■ TASK DIRECTIONS ■
Output every entry exactly, from the first line to the last.

■ GIVEN RECORDS ■
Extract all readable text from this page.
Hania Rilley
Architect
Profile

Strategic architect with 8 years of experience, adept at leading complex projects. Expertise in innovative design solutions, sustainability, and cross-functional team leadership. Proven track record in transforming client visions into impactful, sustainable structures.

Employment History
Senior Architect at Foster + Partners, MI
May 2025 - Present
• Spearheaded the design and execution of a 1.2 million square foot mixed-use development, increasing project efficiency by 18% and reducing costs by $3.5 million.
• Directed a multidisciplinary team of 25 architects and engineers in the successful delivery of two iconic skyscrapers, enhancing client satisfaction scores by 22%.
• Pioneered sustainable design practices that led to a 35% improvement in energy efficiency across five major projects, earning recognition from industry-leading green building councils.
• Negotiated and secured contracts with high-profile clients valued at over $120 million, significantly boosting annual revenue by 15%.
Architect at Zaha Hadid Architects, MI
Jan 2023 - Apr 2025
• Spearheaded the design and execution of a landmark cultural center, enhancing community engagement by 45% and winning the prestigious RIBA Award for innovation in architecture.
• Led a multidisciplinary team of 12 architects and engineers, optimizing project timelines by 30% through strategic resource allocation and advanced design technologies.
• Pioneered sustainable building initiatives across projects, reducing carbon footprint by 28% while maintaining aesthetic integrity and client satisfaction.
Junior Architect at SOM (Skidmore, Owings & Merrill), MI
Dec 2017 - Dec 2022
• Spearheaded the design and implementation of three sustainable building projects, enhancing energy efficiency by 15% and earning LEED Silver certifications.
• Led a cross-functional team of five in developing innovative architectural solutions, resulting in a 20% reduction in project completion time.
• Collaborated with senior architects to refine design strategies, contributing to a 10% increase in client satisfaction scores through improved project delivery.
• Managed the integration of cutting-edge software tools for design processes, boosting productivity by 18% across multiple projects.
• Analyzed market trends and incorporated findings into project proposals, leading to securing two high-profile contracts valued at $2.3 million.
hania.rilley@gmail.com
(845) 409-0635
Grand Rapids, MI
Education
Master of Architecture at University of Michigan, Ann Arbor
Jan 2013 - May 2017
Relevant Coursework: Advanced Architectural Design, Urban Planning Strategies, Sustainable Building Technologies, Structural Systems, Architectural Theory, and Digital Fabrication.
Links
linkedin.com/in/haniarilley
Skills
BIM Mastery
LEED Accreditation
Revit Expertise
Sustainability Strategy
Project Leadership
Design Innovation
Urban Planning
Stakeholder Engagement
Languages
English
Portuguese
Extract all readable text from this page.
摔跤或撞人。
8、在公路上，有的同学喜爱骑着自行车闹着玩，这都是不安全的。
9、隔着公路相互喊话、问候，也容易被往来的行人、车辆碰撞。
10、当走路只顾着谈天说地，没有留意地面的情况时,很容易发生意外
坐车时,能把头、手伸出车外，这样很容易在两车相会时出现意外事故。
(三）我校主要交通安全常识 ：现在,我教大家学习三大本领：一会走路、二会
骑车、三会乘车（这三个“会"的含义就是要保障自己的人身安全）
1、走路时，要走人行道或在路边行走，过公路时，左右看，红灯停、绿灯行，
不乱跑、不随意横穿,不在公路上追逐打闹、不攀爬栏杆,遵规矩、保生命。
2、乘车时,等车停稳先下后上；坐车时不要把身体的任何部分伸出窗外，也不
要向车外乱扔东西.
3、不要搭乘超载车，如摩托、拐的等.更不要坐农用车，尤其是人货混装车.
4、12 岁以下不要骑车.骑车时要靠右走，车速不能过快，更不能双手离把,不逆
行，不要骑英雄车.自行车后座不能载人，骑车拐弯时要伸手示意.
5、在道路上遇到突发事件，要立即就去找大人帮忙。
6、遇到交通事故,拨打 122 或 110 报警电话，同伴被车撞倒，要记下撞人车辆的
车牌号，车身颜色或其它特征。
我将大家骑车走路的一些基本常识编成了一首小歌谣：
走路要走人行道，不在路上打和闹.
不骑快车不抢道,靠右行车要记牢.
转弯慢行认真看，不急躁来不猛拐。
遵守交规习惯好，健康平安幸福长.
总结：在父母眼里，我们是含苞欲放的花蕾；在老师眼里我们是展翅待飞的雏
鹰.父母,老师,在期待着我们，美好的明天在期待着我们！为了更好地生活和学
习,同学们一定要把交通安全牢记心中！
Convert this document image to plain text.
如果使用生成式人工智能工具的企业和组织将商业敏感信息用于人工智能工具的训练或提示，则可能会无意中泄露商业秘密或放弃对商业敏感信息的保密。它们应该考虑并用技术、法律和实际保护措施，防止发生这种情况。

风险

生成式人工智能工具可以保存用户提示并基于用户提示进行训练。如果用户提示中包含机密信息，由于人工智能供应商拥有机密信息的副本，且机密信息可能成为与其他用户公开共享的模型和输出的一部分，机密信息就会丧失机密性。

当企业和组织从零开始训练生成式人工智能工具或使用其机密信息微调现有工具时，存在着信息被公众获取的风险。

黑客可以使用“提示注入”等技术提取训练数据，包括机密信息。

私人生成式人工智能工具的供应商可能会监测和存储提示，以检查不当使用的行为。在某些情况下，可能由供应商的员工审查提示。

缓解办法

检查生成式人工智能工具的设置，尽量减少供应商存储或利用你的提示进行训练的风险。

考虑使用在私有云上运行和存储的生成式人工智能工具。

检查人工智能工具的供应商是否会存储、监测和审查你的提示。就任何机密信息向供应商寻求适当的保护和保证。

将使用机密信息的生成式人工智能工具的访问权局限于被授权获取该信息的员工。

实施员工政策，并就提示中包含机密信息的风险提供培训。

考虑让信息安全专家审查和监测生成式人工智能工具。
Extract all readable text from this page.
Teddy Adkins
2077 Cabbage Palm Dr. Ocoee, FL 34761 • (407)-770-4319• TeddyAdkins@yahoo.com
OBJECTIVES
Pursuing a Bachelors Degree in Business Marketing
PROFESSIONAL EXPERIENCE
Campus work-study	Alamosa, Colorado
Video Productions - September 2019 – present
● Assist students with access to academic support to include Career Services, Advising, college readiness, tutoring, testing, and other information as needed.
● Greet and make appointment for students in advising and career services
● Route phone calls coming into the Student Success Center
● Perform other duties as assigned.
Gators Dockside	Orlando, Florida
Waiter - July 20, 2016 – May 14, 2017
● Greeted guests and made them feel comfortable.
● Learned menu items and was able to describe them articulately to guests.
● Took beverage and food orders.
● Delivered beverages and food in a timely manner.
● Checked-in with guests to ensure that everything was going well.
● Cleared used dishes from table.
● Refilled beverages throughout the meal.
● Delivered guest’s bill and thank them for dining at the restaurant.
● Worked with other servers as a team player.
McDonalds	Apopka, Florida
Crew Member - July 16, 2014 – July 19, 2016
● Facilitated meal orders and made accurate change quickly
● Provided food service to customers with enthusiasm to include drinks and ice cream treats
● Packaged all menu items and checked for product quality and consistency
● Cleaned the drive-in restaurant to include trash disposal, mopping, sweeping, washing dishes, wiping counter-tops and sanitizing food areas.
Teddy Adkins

■ CORRECT RESPONSE ■
Extract all readable text from this page.
Hania Rilley
Architect
Profile

Strategic architect with 8 years of experience, adept at leading complex projects. Expertise in innovative design solutions, sustainability, and cross-functional team leadership. Proven track record in transforming client visions into impactful, sustainable structures.

Employment History
Senior Architect at Foster + Partners, MI
May 2025 - Present
• Spearheaded the design and execution of a 1.2 million square foot mixed-use development, increasing project efficiency by 18% and reducing costs by $3.5 million.
• Directed a multidisciplinary team of 25 architects and engineers in the successful delivery of two iconic skyscrapers, enhancing client satisfaction scores by 22%.
• Pioneered sustainable design practices that led to a 35% improvement in energy efficiency across five major projects, earning recognition from industry-leading green building councils.
• Negotiated and secured contracts with high-profile clients valued at over $120 million, significantly boosting annual revenue by 15%.
Architect at Zaha Hadid Architects, MI
Jan 2023 - Apr 2025
• Spearheaded the design and execution of a landmark cultural center, enhancing community engagement by 45% and winning the prestigious RIBA Award for innovation in architecture.
• Led a multidisciplinary team of 12 architects and engineers, optimizing project timelines by 30% through strategic resource allocation and advanced design technologies.
• Pioneered sustainable building initiatives across projects, reducing carbon footprint by 28% while maintaining aesthetic integrity and client satisfaction.
Junior Architect at SOM (Skidmore, Owings & Merrill), MI
Dec 2017 - Dec 2022
• Spearheaded the design and implementation of three sustainable building projects, enhancing energy efficiency by 15% and earning LEED Silver certifications.
• Led a cross-functional team of five in developing innovative architectural solutions, resulting in a 20% reduction in project completion time.
• Collaborated with senior architects to refine design strategies, contributing to a 10% increase in client satisfaction scores through improved project delivery.
• Managed the integration of cutting-edge software tools for design processes, boosting productivity by 18% across multiple projects.
• Analyzed market trends and incorporated findings into project proposals, leading to securing two high-profile contracts valued at $2.3 million.
hania.rilley@gmail.com
(845) 409-0635
Grand Rapids, MI
Education
Master of Architecture at University of Michigan, Ann Arbor
Jan 2013 - May 2017
Relevant Coursework: Advanced Architectural Design, Urban Planning Strategies, Sustainable Building Technologies, Structural Systems, Architectural Theory, and Digital Fabrication.
Links
linkedin.com/in/haniarilley
Skills
BIM Mastery
LEED Accreditation
Revit Expertise
Sustainability Strategy
Project Leadership
Design Innovation
Urban Planning
Stakeholder Engagement
Languages
English
Portuguese
Extract all readable text from this page.
摔跤或撞人。
8、在公路上，有的同学喜爱骑着自行车闹着玩，这都是不安全的。
9、隔着公路相互喊话、问候，也容易被往来的行人、车辆碰撞。
10、当走路只顾着谈天说地，没有留意地面的情况时,很容易发生意外
坐车时,能把头、手伸出车外，这样很容易在两车相会时出现意外事故。
(三）我校主要交通安全常识 ：现在,我教大家学习三大本领：一会走路、二会
骑车、三会乘车（这三个“会"的含义就是要保障自己的人身安全）
1、走路时，要走人行道或在路边行走，过公路时，左右看，红灯停、绿灯行，
不乱跑、不随意横穿,不在公路上追逐打闹、不攀爬栏杆,遵规矩、保生命。
2、乘车时,等车停稳先下后上；坐车时不要把身体的任何部分伸出窗外，也不
要向车外乱扔东西.
3、不要搭乘超载车，如摩托、拐的等.更不要坐农用车，尤其是人货混装车.
4、12 岁以下不要骑车.骑车时要靠右走，车速不能过快，更不能双手离把,不逆
行，不要骑英雄车.自行车后座不能载人，骑车拐弯时要伸手示意.
5、在道路上遇到突发事件，要立即就去找大人帮忙。
6、遇到交通事故,拨打 122 或 110 报警电话，同伴被车撞倒，要记下撞人车辆的
车牌号，车身颜色或其它特征。
我将大家骑车走路的一些基本常识编成了一首小歌谣：
走路要走人行道，不在路上打和闹.
不骑快车不抢道,靠右行车要记牢.
转弯慢行认真看，不急躁来不猛拐。
遵守交规习惯好，健康平安幸福长.
总结：在父母眼里，我们是含苞欲放的花蕾；在老师眼里我们是展翅待飞的雏
鹰.父母,老师,在期待着我们，美好的明天在期待着我们！为了更好地生活和学
习,同学们一定要把交通安全牢记心中！
Convert this document image to plain text.
如果使用生成式人工智能工具的企业和组织将商业敏感信息用于人工智能工具的训练或提示，则可能会无意中泄露商业秘密或放弃对商业敏感信息的保密。它们应该考虑并用技术、法律和实际保护措施，防止发生这种情况。

风险

生成式人工智能工具可以保存用户提示并基于用户提示进行训练。如果用户提示中包含机密信息，由于人工智能供应商拥有机密信息的副本，且机密信息可能成为与其他用户公开共享的模型和输出的一部分，机密信息就会丧失机密性。

当企业和组织从零开始训练生成式人工智能工具或使用其机密信息微调现有工具时，存在着信息被公众获取的风险。

黑客可以使用“提示注入”等技术提取训练数据，包括机密信息。

私人生成式人工智能工具的供应商可能会监测和存储提示，以检查不当使用的行为。在某些情况下，可能由供应商的员工审查提示。

缓解办法

检查生成式人工智能工具的设置，尽量减少供应商存储或利用你的提示进行训练的风险。

考虑使用在私有云上运行和存储的生成式人工智能工具。

检查人工智能工具的供应商是否会存储、监测和审查你的提示。就任何机密信息向供应商寻求适当的保护和保证。

将使用机密信息的生成式人工智能工具的访问权局限于被授权获取该信息的员工。

实施员工政策，并就提示中包含机密信息的风险提供培训。

考虑让信息安全专家审查和监测生成式人工智能工具。
Extract all readable text from this page.
Teddy Adkins
2077 Cabbage Palm Dr. Ocoee, FL 34761 • (407)-770-4319• TeddyAdkins@yahoo.com
OBJECTIVES
Pursuing a Bachelors Degree in Business Marketing
PROFESSIONAL EXPERIENCE
Campus work-study	Alamosa, Colorado
Video Productions - September 2019 – present
● Assist students with access to academic support to include Career Services, Advising, college readiness, tutoring, testing, and other information as needed.
● Greet and make appointment for students in advising and career services
● Route phone calls coming into the Student Success Center
● Perform other duties as assigned.
Gators Dockside	Orlando, Florida
Waiter - July 20, 2016 – May 14, 2017
● Greeted guests and made them feel comfortable.
● Learned menu items and was able to describe them articulately to guests.
● Took beverage and food orders.
● Delivered beverages and food in a timely manner.
● Checked-in with guests to ensure that everything was going well.
● Cleared used dishes from table.
● Refilled beverages throughout the meal.
● Delivered guest’s bill and thank them for dining at the restaurant.
● Worked with other servers as a team player.
McDonalds	Apopka, Florida
Crew Member - July 16, 2014 – July 19, 2016
● Facilitated meal orders and made accurate change quickly
● Provided food service to customers with enthusiasm to include drinks and ice cream treats
● Packaged all menu items and checked for product quality and consistency
● Cleaned the drive-in restaurant to include trash disposal, mopping, sweeping, washing dishes, wiping counter-tops and sanitizing food areas.
Teddy Adkins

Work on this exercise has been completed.